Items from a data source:
## BEGIN
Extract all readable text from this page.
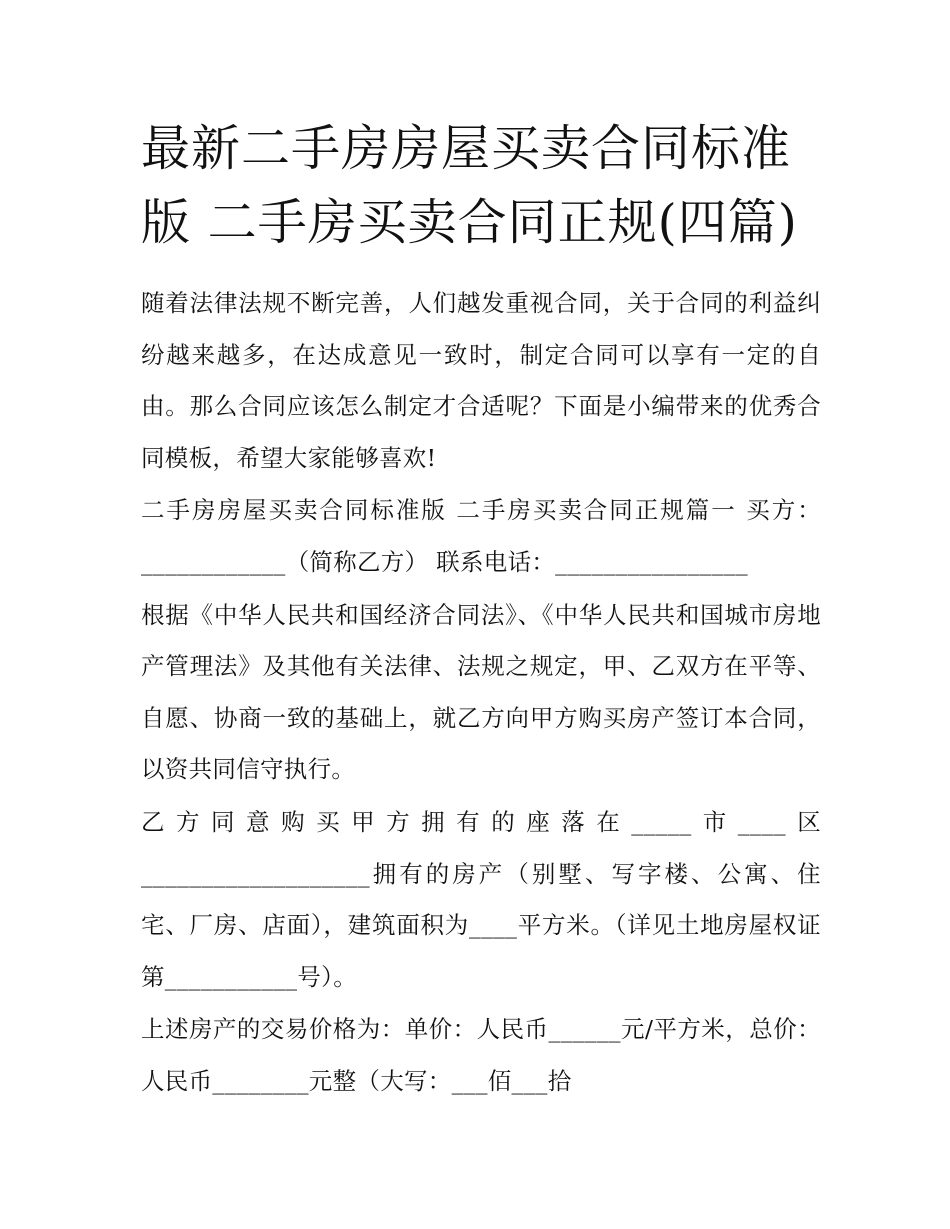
最新二手房房屋买卖合同标准版 二手房买卖合同正规(四篇)

随着法律法规不断完善，人们越发重视合同，关于合同的利益纠纷越来越多，在达成意见一致时，制定合同可以享有一定的自由。那么合同应该怎么制定才合适呢？下面是小编带来的优秀合同模板，希望大家能够喜欢!

二手房房屋买卖合同标准版 二手房买卖合同正规篇一 买方：____________（简称乙方） 联系电话：________________

根据《中华人民共和国经济合同法》、《中华人民共和国城市房地产管理法》及其他有关法律、法规之规定，甲、乙双方在平等、自愿、协商一致的基础上，就乙方向甲方购买房产签订本合同，以资共同信守执行。

乙方同意购买甲方拥有的座落在_____市____区___________________拥有的房产（别墅、写字楼、公寓、住宅、厂房、店面），建筑面积为____平方米。（详见土地房屋权证第___________号）。

上述房产的交易价格为：单价：人民币______元/平方米，总价：人民币________元整（大写：___佰___拾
## END
## WRITTEN PROBLEM
Write the listing out a second time exactly, dropping all images.

## RESPONSE
Extract all readable text from this page.
最新二手房房屋买卖合同标准版 二手房买卖合同正规(四篇)

随着法律法规不断完善，人们越发重视合同，关于合同的利益纠纷越来越多，在达成意见一致时，制定合同可以享有一定的自由。那么合同应该怎么制定才合适呢？下面是小编带来的优秀合同模板，希望大家能够喜欢!

二手房房屋买卖合同标准版 二手房买卖合同正规篇一 买方：____________（简称乙方） 联系电话：________________

根据《中华人民共和国经济合同法》、《中华人民共和国城市房地产管理法》及其他有关法律、法规之规定，甲、乙双方在平等、自愿、协商一致的基础上，就乙方向甲方购买房产签订本合同，以资共同信守执行。

乙方同意购买甲方拥有的座落在_____市____区___________________拥有的房产（别墅、写字楼、公寓、住宅、厂房、店面），建筑面积为____平方米。（详见土地房屋权证第___________号）。

上述房产的交易价格为：单价：人民币______元/平方米，总价：人民币________元整（大写：___佰___拾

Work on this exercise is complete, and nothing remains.